Данные разметки макета:
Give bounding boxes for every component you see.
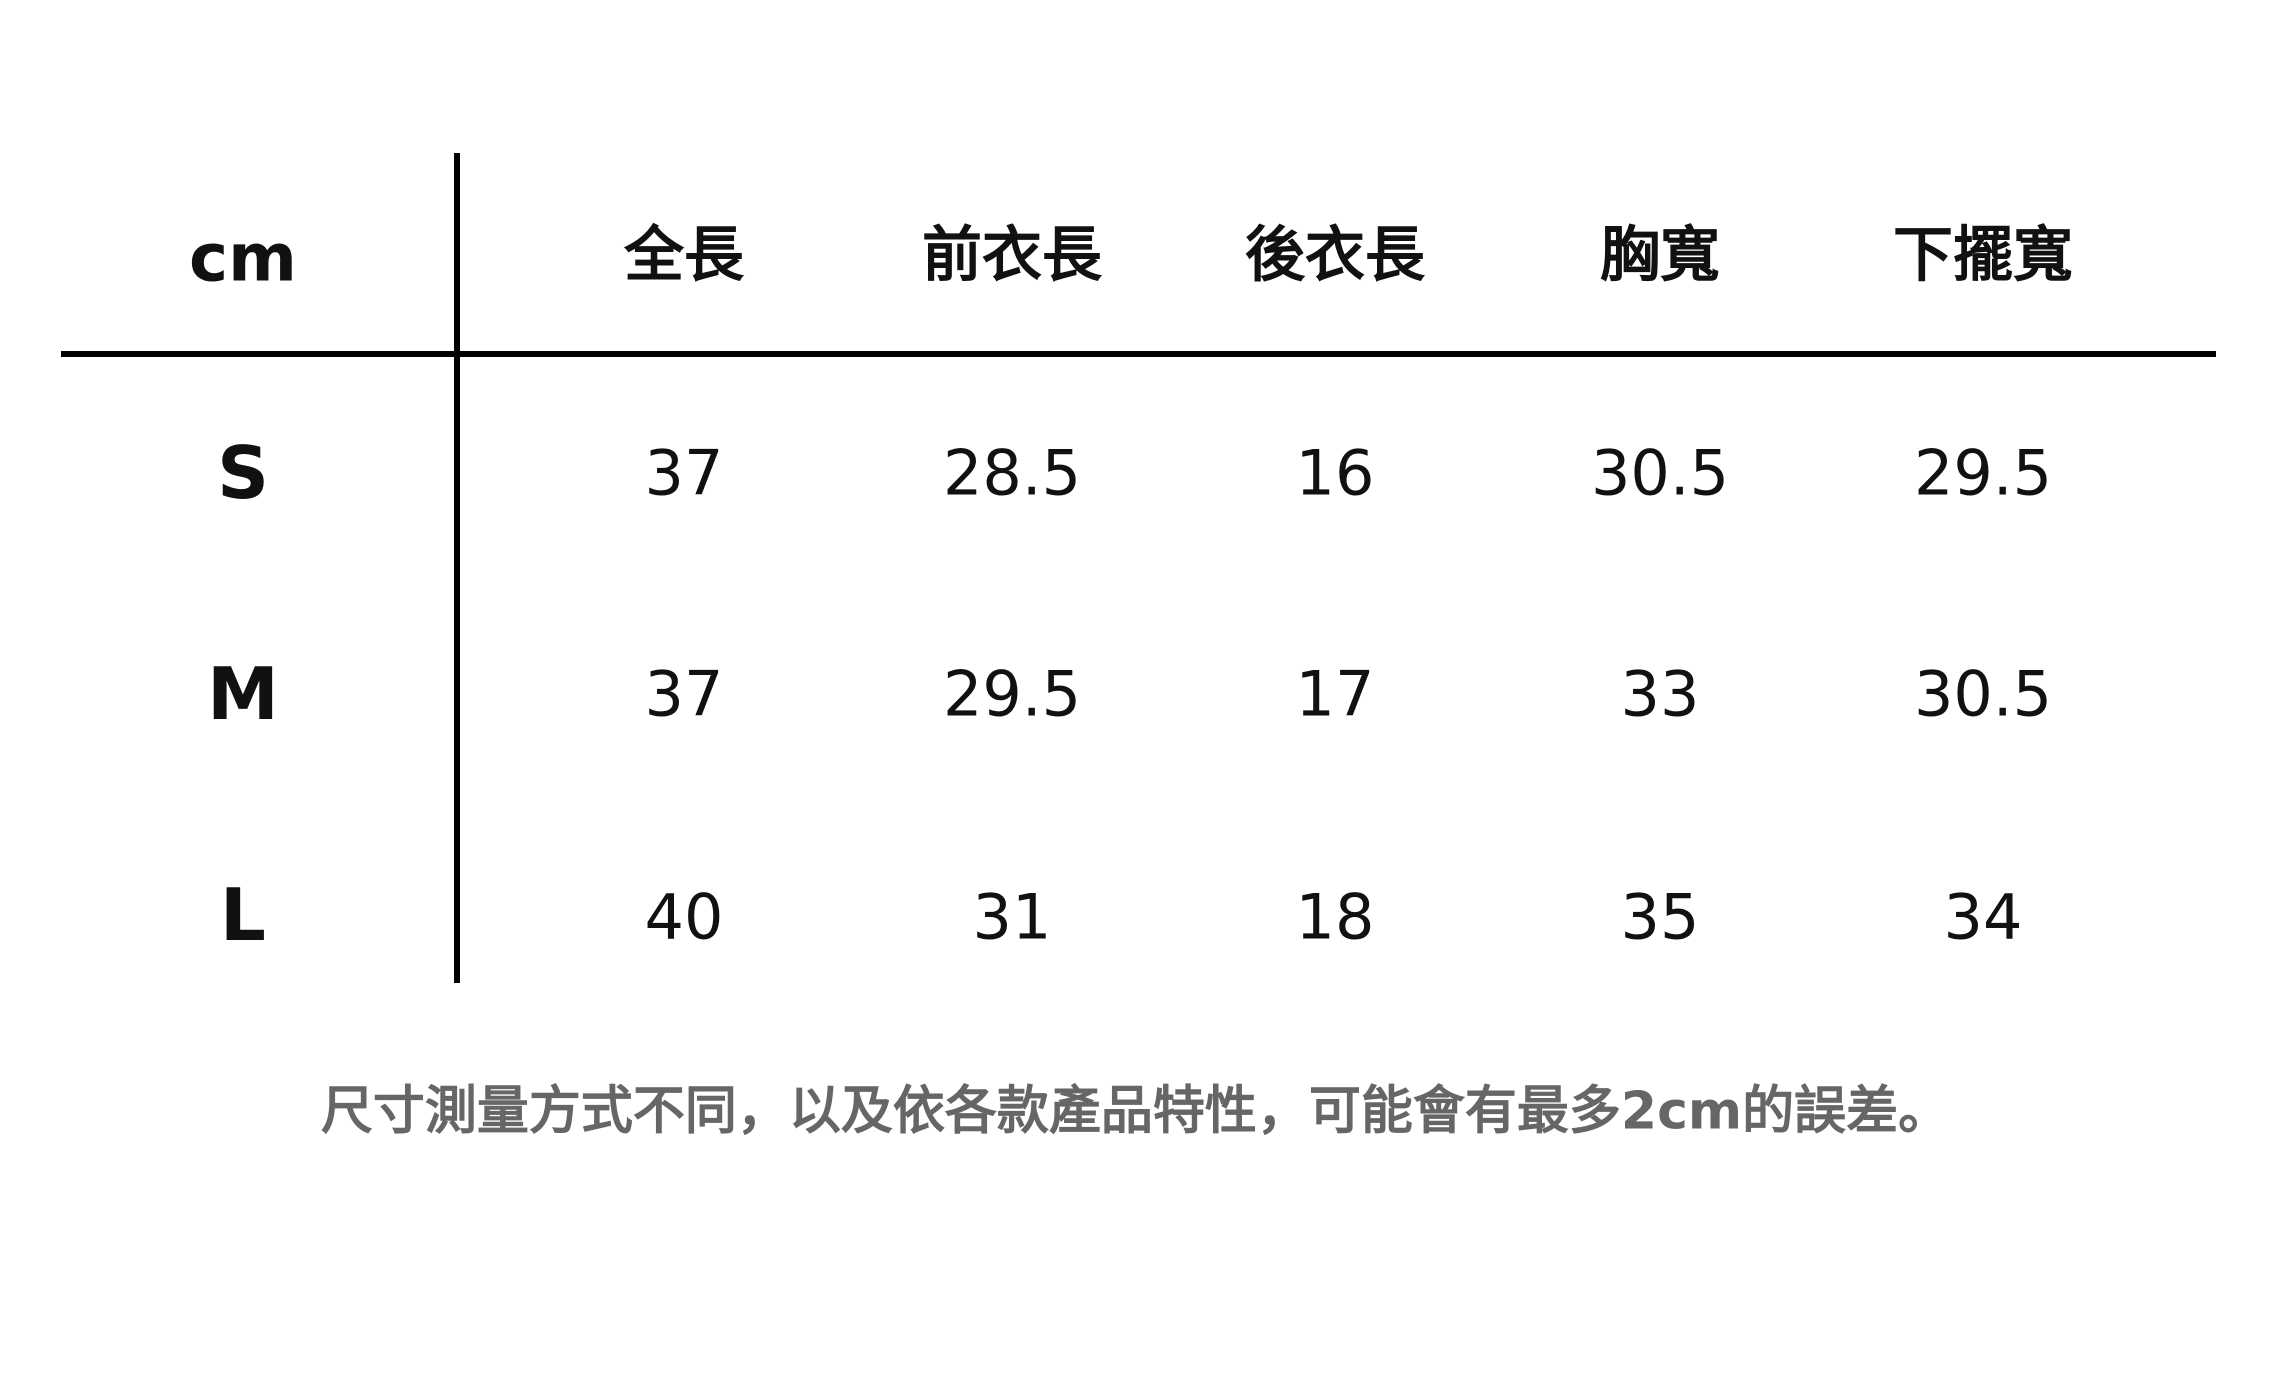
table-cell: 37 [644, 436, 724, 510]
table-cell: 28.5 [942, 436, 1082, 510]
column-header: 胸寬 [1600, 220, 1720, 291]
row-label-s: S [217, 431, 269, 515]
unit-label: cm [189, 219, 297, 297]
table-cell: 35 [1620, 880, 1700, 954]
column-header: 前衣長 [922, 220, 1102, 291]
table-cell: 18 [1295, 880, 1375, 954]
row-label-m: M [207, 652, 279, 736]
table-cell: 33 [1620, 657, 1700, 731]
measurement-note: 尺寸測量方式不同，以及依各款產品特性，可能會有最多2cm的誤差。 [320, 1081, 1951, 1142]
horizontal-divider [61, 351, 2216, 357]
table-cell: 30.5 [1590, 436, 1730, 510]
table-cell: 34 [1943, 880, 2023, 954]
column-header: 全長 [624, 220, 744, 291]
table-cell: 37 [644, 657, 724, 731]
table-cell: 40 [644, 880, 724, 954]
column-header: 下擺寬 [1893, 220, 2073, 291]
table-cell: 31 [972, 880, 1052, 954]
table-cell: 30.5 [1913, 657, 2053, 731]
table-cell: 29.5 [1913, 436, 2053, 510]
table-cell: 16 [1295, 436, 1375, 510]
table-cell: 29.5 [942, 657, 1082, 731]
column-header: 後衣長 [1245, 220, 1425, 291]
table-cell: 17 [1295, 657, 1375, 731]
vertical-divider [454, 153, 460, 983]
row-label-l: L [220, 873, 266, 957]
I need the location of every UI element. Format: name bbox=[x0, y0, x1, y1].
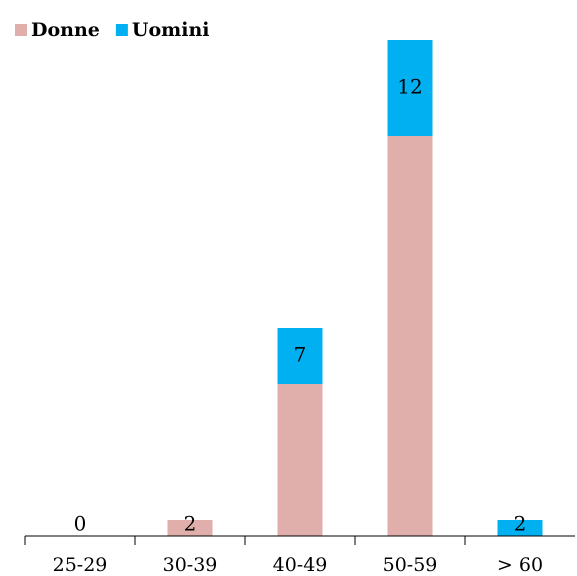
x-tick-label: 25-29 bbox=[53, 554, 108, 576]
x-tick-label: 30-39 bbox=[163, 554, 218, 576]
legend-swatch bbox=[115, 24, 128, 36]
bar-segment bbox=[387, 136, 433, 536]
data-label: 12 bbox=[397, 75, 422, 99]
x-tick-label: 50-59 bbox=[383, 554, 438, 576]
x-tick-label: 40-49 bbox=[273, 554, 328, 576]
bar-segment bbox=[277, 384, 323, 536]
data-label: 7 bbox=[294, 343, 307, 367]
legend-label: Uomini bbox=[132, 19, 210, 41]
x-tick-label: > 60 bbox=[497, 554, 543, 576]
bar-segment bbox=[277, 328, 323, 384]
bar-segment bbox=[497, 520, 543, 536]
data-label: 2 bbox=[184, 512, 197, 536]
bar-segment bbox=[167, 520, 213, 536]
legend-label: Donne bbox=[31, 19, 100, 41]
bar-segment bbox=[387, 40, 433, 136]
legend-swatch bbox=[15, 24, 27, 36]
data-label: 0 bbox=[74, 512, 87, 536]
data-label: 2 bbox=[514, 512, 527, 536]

_ЧТО СДЕЛАТЬ_
Перепишите строки всех записей, заменив «table-cell» на «grid-value», а остальное оставьте без изменений. Картинки в ответ не включайте.

_ОТВЕТ К ЗАДАНИЮ_
Give bounding boxes for every component you see.
grid-value: 37 [644, 436, 724, 510]
grid-value: 28.5 [942, 436, 1082, 510]
column-header: 胸寬 [1600, 220, 1720, 291]
row-label-s: S [217, 431, 269, 515]
unit-label: cm [189, 219, 297, 297]
grid-value: 35 [1620, 880, 1700, 954]
column-header: 前衣長 [922, 220, 1102, 291]
grid-value: 18 [1295, 880, 1375, 954]
row-label-m: M [207, 652, 279, 736]
grid-value: 33 [1620, 657, 1700, 731]
measurement-note: 尺寸測量方式不同，以及依各款產品特性，可能會有最多2cm的誤差。 [320, 1081, 1951, 1142]
horizontal-divider [61, 351, 2216, 357]
grid-value: 30.5 [1590, 436, 1730, 510]
grid-value: 34 [1943, 880, 2023, 954]
column-header: 全長 [624, 220, 744, 291]
grid-value: 37 [644, 657, 724, 731]
grid-value: 40 [644, 880, 724, 954]
column-header: 下擺寬 [1893, 220, 2073, 291]
grid-value: 31 [972, 880, 1052, 954]
grid-value: 30.5 [1913, 657, 2053, 731]
grid-value: 29.5 [1913, 436, 2053, 510]
grid-value: 16 [1295, 436, 1375, 510]
grid-value: 29.5 [942, 657, 1082, 731]
column-header: 後衣長 [1245, 220, 1425, 291]
grid-value: 17 [1295, 657, 1375, 731]
vertical-divider [454, 153, 460, 983]
row-label-l: L [220, 873, 266, 957]
I need the location of every UI element. Format: name bbox=[x0, y0, x1, y1].
x-tick-label: 25-29 bbox=[53, 554, 108, 576]
x-tick-label: 30-39 bbox=[163, 554, 218, 576]
legend-swatch bbox=[115, 24, 128, 36]
bar-segment bbox=[387, 136, 433, 536]
data-label: 12 bbox=[397, 75, 422, 99]
x-tick-label: 50-59 bbox=[383, 554, 438, 576]
x-tick-label: 40-49 bbox=[273, 554, 328, 576]
bar-segment bbox=[277, 384, 323, 536]
data-label: 7 bbox=[294, 343, 307, 367]
legend-label: Uomini bbox=[132, 19, 210, 41]
x-tick-label: > 60 bbox=[497, 554, 543, 576]
bar-segment bbox=[277, 328, 323, 384]
bar-segment bbox=[497, 520, 543, 536]
data-label: 2 bbox=[184, 512, 197, 536]
bar-segment bbox=[167, 520, 213, 536]
legend-label: Donne bbox=[31, 19, 100, 41]
bar-segment bbox=[387, 40, 433, 136]
legend-swatch bbox=[15, 24, 27, 36]
data-label: 0 bbox=[74, 512, 87, 536]
data-label: 2 bbox=[514, 512, 527, 536]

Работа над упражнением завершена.